→ EXERCISE OBJECTIVE:
Copy the data from its first line through the line that contains "- x-tick-label: -10: [354, 610, 375, 621]", with every "bar" renamed to "column" and nothing else changed.

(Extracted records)

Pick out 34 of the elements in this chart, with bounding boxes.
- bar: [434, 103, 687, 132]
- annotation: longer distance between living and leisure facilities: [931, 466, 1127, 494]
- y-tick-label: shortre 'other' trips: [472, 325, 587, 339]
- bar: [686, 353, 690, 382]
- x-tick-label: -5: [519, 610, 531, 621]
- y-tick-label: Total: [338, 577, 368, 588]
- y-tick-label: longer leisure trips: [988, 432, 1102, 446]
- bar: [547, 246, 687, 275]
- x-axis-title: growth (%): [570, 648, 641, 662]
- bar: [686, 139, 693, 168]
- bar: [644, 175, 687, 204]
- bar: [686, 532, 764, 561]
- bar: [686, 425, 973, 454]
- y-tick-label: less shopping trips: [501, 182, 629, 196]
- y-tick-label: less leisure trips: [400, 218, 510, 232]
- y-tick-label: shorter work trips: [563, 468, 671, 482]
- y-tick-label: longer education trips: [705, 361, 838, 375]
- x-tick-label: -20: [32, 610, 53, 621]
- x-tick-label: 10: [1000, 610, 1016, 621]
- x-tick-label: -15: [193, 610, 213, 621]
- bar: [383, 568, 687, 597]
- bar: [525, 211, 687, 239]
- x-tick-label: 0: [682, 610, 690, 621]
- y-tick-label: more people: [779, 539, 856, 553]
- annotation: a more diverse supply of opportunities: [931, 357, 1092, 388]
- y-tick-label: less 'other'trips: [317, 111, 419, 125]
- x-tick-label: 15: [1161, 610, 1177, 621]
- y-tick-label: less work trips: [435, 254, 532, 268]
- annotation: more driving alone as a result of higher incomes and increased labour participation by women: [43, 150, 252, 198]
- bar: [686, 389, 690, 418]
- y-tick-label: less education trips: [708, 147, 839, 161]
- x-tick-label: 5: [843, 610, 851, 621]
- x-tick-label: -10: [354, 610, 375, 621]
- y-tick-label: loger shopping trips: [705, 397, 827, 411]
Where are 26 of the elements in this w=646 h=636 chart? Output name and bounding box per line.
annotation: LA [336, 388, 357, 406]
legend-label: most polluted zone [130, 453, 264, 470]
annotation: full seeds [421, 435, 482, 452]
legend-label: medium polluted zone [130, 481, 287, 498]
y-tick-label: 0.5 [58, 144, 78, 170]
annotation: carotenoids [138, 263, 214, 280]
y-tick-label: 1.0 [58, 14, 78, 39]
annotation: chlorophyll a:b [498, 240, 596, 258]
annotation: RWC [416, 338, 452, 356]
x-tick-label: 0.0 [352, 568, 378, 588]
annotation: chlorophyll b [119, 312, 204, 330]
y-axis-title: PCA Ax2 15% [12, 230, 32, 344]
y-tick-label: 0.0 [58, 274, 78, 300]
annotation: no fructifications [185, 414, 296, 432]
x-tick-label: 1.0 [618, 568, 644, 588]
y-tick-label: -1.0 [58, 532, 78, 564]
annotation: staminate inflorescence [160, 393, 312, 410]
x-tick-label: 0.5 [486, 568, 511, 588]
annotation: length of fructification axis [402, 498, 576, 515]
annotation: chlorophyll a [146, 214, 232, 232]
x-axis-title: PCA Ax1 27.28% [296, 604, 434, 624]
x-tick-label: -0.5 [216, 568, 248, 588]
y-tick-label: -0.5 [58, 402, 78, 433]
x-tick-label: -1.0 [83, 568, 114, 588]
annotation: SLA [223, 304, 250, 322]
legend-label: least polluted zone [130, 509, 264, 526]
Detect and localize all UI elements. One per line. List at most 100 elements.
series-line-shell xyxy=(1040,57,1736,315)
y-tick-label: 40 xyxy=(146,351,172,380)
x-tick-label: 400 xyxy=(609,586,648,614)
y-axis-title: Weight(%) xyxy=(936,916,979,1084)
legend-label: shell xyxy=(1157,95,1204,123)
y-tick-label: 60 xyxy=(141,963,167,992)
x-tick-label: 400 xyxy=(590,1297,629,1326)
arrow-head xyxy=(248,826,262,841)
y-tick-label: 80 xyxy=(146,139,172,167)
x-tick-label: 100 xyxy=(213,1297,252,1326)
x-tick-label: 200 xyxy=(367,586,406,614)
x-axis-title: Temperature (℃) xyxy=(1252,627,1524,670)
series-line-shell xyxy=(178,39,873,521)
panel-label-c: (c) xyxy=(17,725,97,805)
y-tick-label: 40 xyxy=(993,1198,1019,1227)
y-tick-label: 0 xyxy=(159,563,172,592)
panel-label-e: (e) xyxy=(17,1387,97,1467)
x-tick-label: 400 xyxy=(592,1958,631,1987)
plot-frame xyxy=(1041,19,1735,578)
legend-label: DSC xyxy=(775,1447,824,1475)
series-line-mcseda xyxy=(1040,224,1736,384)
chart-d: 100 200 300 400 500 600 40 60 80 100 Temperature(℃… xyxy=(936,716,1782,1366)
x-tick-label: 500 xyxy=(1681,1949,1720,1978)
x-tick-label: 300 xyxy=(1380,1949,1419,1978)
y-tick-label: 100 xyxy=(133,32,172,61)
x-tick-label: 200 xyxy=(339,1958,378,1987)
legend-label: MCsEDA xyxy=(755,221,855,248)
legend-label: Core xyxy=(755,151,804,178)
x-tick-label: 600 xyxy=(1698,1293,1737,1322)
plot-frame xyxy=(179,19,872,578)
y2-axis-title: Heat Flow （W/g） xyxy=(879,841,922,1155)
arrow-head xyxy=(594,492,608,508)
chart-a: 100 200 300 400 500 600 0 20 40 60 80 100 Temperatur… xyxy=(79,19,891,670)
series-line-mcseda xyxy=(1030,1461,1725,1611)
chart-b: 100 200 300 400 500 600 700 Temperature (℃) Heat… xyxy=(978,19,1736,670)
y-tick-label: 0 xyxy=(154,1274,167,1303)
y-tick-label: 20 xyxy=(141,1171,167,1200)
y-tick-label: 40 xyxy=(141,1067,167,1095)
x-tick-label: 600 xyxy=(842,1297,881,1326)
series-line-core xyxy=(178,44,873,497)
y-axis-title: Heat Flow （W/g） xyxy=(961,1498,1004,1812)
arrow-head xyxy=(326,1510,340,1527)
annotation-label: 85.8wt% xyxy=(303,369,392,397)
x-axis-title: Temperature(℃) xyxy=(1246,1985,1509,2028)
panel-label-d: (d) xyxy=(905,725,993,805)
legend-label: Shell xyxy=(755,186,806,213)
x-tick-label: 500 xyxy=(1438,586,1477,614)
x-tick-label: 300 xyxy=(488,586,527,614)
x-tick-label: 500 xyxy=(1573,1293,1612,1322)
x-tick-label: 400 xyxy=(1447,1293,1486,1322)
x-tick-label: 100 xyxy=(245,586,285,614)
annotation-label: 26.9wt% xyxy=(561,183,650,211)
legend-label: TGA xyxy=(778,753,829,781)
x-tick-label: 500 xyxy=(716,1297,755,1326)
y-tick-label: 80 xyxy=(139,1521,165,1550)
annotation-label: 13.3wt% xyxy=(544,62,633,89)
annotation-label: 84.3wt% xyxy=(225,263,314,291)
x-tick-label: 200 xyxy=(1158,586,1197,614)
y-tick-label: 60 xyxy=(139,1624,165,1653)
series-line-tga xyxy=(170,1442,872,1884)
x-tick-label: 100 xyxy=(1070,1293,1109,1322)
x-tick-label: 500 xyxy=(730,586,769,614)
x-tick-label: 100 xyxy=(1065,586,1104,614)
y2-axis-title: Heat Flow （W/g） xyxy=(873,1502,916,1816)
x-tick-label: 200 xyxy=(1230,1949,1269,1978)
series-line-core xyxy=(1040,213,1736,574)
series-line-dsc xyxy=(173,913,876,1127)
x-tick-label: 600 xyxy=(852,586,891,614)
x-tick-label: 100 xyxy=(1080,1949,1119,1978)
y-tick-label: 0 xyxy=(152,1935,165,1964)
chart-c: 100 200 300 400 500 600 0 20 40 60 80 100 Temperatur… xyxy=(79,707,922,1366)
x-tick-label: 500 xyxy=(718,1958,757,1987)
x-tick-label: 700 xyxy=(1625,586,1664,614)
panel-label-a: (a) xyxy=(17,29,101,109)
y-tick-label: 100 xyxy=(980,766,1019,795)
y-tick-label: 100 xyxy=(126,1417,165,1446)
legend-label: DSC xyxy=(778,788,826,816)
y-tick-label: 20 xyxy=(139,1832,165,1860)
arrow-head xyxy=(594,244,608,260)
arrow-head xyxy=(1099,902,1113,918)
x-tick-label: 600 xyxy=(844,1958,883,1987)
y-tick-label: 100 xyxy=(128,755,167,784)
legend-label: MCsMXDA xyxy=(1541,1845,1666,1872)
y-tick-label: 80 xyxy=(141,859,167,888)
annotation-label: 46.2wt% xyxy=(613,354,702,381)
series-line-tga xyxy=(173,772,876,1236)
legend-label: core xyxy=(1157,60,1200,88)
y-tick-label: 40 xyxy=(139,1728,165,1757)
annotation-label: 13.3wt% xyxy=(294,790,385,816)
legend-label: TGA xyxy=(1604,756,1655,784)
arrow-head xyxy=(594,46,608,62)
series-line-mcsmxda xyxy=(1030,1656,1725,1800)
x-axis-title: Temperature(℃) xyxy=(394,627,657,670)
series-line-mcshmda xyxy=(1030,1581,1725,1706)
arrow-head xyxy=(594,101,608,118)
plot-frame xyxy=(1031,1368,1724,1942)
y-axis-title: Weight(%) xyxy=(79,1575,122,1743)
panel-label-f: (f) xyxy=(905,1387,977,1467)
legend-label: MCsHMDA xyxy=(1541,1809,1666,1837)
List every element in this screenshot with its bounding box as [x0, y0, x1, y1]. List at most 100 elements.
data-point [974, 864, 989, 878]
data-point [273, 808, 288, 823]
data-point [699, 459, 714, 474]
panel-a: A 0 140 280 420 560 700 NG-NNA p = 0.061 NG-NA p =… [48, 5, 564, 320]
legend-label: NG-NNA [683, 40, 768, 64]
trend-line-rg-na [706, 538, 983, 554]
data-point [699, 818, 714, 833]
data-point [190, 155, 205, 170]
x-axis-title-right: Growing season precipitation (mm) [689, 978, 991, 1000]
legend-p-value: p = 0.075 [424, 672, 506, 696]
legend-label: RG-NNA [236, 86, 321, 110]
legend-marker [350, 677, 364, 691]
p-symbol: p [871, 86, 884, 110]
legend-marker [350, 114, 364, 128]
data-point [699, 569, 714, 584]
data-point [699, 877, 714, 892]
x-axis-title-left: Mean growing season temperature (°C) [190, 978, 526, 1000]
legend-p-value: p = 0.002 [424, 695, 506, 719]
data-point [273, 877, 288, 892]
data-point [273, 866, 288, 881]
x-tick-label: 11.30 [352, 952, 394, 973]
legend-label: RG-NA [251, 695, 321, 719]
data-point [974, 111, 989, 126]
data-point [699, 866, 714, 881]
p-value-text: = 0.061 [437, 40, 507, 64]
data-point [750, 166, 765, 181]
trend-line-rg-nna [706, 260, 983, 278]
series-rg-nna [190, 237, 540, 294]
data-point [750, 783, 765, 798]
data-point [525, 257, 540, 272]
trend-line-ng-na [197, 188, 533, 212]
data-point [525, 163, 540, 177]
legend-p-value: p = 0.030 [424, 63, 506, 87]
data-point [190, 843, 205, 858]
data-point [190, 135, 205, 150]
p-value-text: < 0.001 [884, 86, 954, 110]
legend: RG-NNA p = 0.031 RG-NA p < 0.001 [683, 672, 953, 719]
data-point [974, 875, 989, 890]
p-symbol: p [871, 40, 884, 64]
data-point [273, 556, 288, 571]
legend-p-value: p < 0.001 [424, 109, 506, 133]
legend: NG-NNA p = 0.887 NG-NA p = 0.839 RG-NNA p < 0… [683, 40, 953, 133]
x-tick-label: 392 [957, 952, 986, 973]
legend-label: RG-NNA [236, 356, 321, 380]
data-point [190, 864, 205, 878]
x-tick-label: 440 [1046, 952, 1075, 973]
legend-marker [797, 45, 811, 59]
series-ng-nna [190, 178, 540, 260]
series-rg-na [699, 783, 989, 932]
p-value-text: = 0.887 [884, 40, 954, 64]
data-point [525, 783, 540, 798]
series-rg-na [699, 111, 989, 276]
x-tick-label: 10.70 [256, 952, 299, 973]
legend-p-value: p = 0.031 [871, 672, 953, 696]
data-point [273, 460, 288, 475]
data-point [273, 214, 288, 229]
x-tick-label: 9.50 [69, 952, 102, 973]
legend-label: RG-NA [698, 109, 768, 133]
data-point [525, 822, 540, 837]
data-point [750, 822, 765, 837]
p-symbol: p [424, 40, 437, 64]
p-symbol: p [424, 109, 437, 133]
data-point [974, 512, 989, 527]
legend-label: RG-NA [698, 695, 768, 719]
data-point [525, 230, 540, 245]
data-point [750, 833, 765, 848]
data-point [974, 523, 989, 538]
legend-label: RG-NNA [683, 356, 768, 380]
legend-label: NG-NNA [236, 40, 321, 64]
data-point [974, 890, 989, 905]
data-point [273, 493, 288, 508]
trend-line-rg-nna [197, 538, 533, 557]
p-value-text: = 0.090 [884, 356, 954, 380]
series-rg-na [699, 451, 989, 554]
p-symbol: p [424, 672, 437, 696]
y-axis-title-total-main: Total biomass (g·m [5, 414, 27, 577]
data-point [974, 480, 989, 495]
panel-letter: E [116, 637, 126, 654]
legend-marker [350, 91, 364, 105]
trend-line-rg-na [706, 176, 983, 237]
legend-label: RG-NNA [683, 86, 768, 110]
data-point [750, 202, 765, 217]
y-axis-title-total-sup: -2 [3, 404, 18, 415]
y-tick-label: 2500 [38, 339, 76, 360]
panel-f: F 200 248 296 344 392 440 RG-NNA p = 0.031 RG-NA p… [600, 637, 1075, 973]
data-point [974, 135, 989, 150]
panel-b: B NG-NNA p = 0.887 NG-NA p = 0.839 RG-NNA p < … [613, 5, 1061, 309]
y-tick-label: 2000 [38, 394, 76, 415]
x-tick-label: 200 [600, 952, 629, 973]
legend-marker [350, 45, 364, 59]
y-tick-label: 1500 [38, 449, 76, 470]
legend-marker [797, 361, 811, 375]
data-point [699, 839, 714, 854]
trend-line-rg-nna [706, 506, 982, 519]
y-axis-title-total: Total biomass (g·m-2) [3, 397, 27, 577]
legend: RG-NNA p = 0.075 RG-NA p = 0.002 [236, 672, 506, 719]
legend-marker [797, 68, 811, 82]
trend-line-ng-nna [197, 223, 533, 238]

→ ANSWER IN FULL:
Pick out 34 of the elements in this chart, with bounding boxes.
- column: [434, 103, 687, 132]
- annotation: longer distance between living and leisure facilities: [931, 466, 1127, 494]
- y-tick-label: shortre 'other' trips: [472, 325, 587, 339]
- column: [686, 353, 690, 382]
- x-tick-label: -5: [519, 610, 531, 621]
- y-tick-label: Total: [338, 577, 368, 588]
- y-tick-label: longer leisure trips: [988, 432, 1102, 446]
- column: [547, 246, 687, 275]
- x-axis-title: growth (%): [570, 648, 641, 662]
- column: [686, 139, 693, 168]
- column: [644, 175, 687, 204]
- column: [686, 532, 764, 561]
- column: [686, 425, 973, 454]
- y-tick-label: less shopping trips: [501, 182, 629, 196]
- y-tick-label: less leisure trips: [400, 218, 510, 232]
- y-tick-label: shorter work trips: [563, 468, 671, 482]
- y-tick-label: longer education trips: [705, 361, 838, 375]
- x-tick-label: -20: [32, 610, 53, 621]
- x-tick-label: 10: [1000, 610, 1016, 621]
- x-tick-label: -15: [193, 610, 213, 621]
- column: [383, 568, 687, 597]
- column: [525, 211, 687, 239]
- x-tick-label: 0: [682, 610, 690, 621]
- y-tick-label: more people: [779, 539, 856, 553]
- annotation: a more diverse supply of opportunities: [931, 357, 1092, 388]
- y-tick-label: less 'other'trips: [317, 111, 419, 125]
- x-tick-label: 15: [1161, 610, 1177, 621]
- y-tick-label: less work trips: [435, 254, 532, 268]
- annotation: more driving alone as a result of higher incomes and increased labour participation by women: [43, 150, 252, 198]
- column: [686, 389, 690, 418]
- y-tick-label: less education trips: [708, 147, 839, 161]
- x-tick-label: 5: [843, 610, 851, 621]
- x-tick-label: -10: [354, 610, 375, 621]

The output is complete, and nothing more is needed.